Short problem 1:
In the text on Senator Cornyn's Senate remarks, which two Senate committees does Cornyn serve on?
Short problem 2:
Transcribe lines from the records without any change. Begin at the line that contains "text-line: di prodotti" and stop after the line that contains "text-span: Nel — [201, 760, 233, 778]".

*EPF304 07/23/2003
Text: War's Opponents Forget Vile Nature of Saddam's Regime, Says Senator
(Senator Cornyn cites Clinton warning on Saddam's possession of WMD) (1640)
Senator John Cornyn (Republican of Texas) says those criticizing President Bush on his reasons for going to war with Iraq forget the vile nature of Saddam Hussein's rule.
In remarks to the Senate July 22, Cornyn, who along with fellow Republican Kay Bailey Hutchison, represents the President's home state in the Senate, defended the decision to remove Hussein and the Baath Party from power in Iraq.
Cornyn, the junior senator from Texas, also quoted a warning by then-President Bill Clinton in 1998 that if Saddam Hussein were allowed to "rebuild an arsenal of devastating destruction," that some day he would use it.
The Texas Republican said the United States has a "clear duty to ensure America's security in the post-9/11 world by removing state-sponsors of terrorism and opposing regimes that threaten other nations with weapons of mass destruction."
Cornyn, who was elected to the Senate in 2002, serves on the Senate Armed Services Committee and the Senate Judiciary Committee.
Following is the text of Senator John Cornyn's July 22 remarks from the Congressional Record:
(begin text)
THE JUSTIFICATION FOR WAR
Senate
July 22, 2003
Mr. CORNYN. Mr. President, I rise to say a few words about the war in Iraq.
My recent visit to the Middle East confirmed that the largest obstacle to a free and prosperous Iraq is the significant number of people who still live in fear of Saddam Hussein and his sons. That is an understandable fear, considering the years of torture so many endured under the iron fist of the Hussein regime.
With today's news from Central Command of the deaths of Uday and Qusay Hussein, we are two steps closer to removing that fear, two steps closer to rebuilding a once-great nation, and two steps closer to ensuring lasting security and freedom for the Iraqi people. I thank all the dedicated men and women in our Armed Forces who helped make these two steps possible.
Throughout the past few weeks, we have heard some on this floor raise questions about the justification for the war in Iraq.
Last week on this floor, the senior Senator from North Dakota had this to say, and I quote:
This administration told the world Iraq had weapons of mass destruction, that they are trying to develop nuclear capability, there is a connection to al-Qaida, and each and every one of those claims is now in question, every one of them. It is not just 16 words in the State of the Union. It is far more serious than that.

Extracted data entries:
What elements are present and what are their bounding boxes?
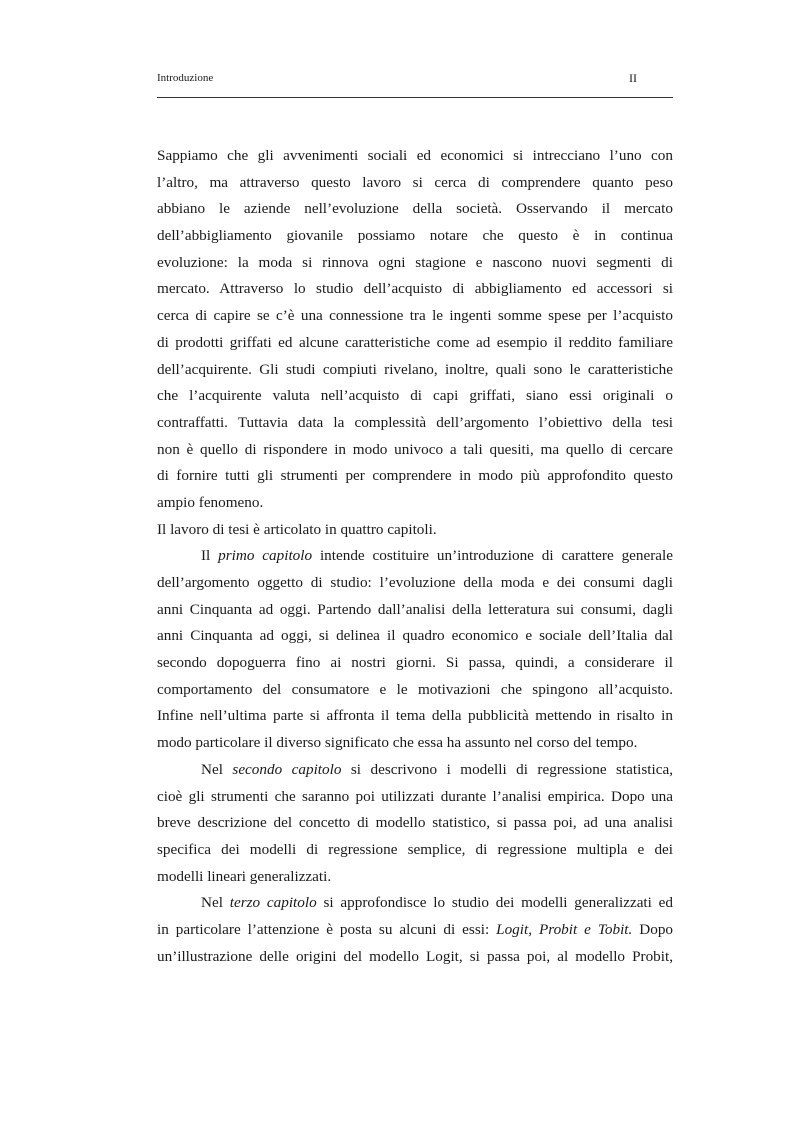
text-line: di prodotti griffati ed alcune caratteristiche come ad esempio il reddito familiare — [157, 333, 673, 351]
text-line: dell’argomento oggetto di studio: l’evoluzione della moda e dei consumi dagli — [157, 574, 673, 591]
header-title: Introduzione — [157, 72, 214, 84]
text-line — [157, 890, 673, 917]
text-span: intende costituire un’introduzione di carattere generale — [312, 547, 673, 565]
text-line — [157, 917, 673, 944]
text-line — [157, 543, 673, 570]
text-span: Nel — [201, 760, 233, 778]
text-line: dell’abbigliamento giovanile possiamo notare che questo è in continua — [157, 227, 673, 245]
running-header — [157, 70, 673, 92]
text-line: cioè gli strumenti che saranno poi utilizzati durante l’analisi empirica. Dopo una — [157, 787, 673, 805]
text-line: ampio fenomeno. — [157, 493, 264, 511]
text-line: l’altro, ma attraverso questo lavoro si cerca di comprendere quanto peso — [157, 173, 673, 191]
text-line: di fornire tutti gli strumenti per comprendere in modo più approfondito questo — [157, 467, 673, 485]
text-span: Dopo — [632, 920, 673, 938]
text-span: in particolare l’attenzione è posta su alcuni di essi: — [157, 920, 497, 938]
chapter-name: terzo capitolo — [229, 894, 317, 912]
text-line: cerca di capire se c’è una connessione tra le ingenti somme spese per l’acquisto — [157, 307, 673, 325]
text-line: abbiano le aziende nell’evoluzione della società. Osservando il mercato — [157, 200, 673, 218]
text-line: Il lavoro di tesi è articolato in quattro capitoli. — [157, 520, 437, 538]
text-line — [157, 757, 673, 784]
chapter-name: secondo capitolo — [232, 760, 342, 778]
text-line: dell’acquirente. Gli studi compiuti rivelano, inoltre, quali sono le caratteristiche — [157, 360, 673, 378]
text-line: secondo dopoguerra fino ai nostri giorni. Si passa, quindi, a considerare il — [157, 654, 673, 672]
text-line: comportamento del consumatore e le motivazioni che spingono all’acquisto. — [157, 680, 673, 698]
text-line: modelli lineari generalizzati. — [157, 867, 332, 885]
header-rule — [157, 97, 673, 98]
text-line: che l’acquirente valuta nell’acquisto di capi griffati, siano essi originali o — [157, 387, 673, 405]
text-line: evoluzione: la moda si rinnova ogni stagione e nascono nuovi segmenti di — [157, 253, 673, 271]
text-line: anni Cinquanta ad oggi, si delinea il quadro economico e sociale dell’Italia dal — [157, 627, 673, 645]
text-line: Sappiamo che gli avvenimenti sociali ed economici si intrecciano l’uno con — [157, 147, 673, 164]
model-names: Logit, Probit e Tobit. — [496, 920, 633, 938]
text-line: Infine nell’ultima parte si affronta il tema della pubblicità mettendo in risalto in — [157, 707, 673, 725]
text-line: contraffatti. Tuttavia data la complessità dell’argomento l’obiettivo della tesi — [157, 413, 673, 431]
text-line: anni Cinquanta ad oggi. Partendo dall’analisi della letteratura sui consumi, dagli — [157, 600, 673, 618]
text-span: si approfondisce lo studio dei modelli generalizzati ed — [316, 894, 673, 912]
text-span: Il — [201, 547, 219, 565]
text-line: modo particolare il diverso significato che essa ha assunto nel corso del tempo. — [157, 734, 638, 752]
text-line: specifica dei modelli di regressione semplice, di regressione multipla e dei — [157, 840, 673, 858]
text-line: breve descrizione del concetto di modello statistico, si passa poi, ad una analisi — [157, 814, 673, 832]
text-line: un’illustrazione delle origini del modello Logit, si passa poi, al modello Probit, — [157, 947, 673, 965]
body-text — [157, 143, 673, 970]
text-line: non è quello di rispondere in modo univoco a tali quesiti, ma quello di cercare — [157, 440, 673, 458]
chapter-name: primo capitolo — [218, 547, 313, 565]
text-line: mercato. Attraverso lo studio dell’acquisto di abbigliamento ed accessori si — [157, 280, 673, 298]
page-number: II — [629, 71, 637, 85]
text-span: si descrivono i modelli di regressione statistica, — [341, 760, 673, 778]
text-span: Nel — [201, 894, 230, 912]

Complete response 1:
He serves on the Senate Armed Services Committee and the Senate Judiciary Committee.

Complete response 2:
text-line: di prodotti griffati ed alcune caratteristiche come ad esempio il reddito familiare — [157, 333, 673, 351]
text-line: dell’argomento oggetto di studio: l’evoluzione della moda e dei consumi dagli — [157, 574, 673, 591]
header-title: Introduzione — [157, 72, 214, 84]
text-line — [157, 890, 673, 917]
text-span: intende costituire un’introduzione di carattere generale — [312, 547, 673, 565]
text-line — [157, 917, 673, 944]
text-line — [157, 543, 673, 570]
text-span: Nel — [201, 760, 233, 778]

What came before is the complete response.